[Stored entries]
****************************************

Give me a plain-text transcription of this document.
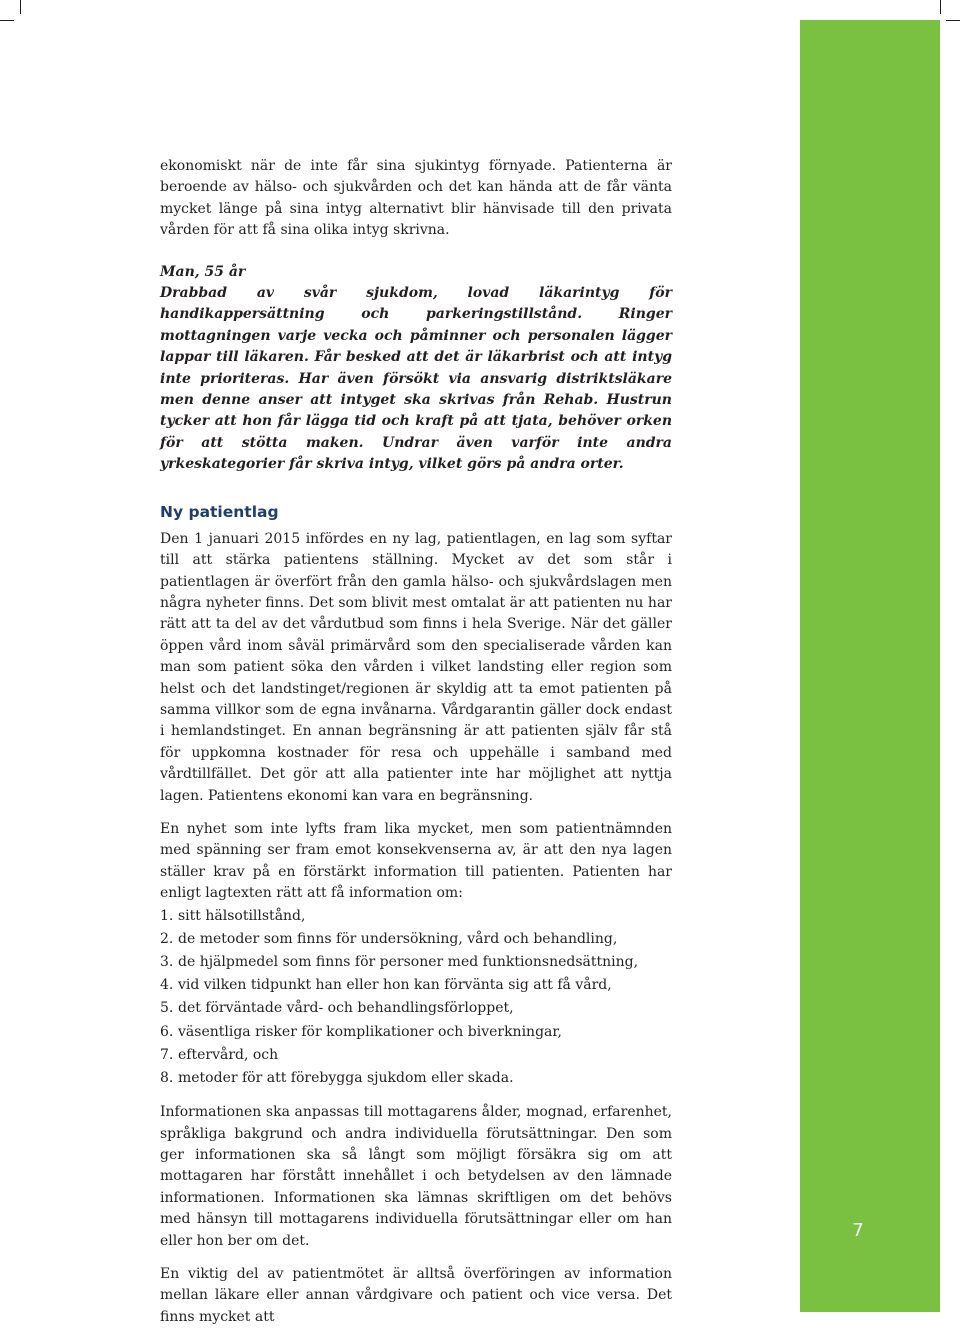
7

ekonomiskt när de inte får sina sjukintyg förnyade. Patienterna är beroende av hälso- och sjukvården och det kan hända att de får vänta mycket länge på sina intyg alternativt blir hänvisade till den privata vården för att få sina olika intyg skrivna.

Man, 55 år

Drabbad av svår sjukdom, lovad läkarintyg för handikappersättning och parkeringstillstånd. Ringer mottagningen varje vecka och påminner och personalen lägger lappar till läkaren. Får besked att det är läkarbrist och att intyg inte prioriteras. Har även försökt via ansvarig distriktsläkare men denne anser att intyget ska skrivas från Rehab. Hustrun tycker att hon får lägga tid och kraft på att tjata, behöver orken för att stötta maken. Undrar även varför inte andra yrkeskategorier får skriva intyg, vilket görs på andra orter.

Ny patientlag

Den 1 januari 2015 infördes en ny lag, patientlagen, en lag som syftar till att stärka patientens ställning. Mycket av det som står i patientlagen är överfört från den gamla hälso- och sjukvårdslagen men några nyheter finns. Det som blivit mest omtalat är att patienten nu har rätt att ta del av det vårdutbud som finns i hela Sverige. När det gäller öppen vård inom såväl primärvård som den specialiserade vården kan man som patient söka den vården i vilket landsting eller region som helst och det landstinget/regionen är skyldig att ta emot patienten på samma villkor som de egna invånarna. Vårdgarantin gäller dock endast i hemlandstinget. En annan begränsning är att patienten själv får stå för uppkomna kostnader för resa och uppehälle i samband med vårdtillfället. Det gör att alla patienter inte har möjlighet att nyttja lagen. Patientens ekonomi kan vara en begränsning.

En nyhet som inte lyfts fram lika mycket, men som patientnämnden med spänning ser fram emot konsekvenserna av, är att den nya lagen ställer krav på en förstärkt information till patienten. Patienten har enligt lagtexten rätt att få information om:

1. sitt hälsotillstånd,
2. de metoder som finns för undersökning, vård och behandling,
3. de hjälpmedel som finns för personer med funktionsnedsättning,
4. vid vilken tidpunkt han eller hon kan förvänta sig att få vård,
5. det förväntade vård- och behandlingsförloppet,
6. väsentliga risker för komplikationer och biverkningar,
7. eftervård, och
8. metoder för att förebygga sjukdom eller skada.

Informationen ska anpassas till mottagarens ålder, mognad, erfarenhet, språkliga bakgrund och andra individuella förutsättningar. Den som ger informationen ska så långt som möjligt försäkra sig om att mottagaren har förstått innehållet i och betydelsen av den lämnade informationen. Informationen ska lämnas skriftligen om det behövs med hänsyn till mottagarens individuella förutsättningar eller om han eller hon ber om det.

En viktig del av patientmötet är alltså överföringen av information mellan läkare eller annan vårdgivare och patient och vice versa. Det finns mycket att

****************************************

# Exercise description
Return each line among the entries that holds the word "metoder".

# Result of the task
2. de metoder som finns för undersökning, vård och behandling,
8. metoder för att förebygga sjukdom eller skada.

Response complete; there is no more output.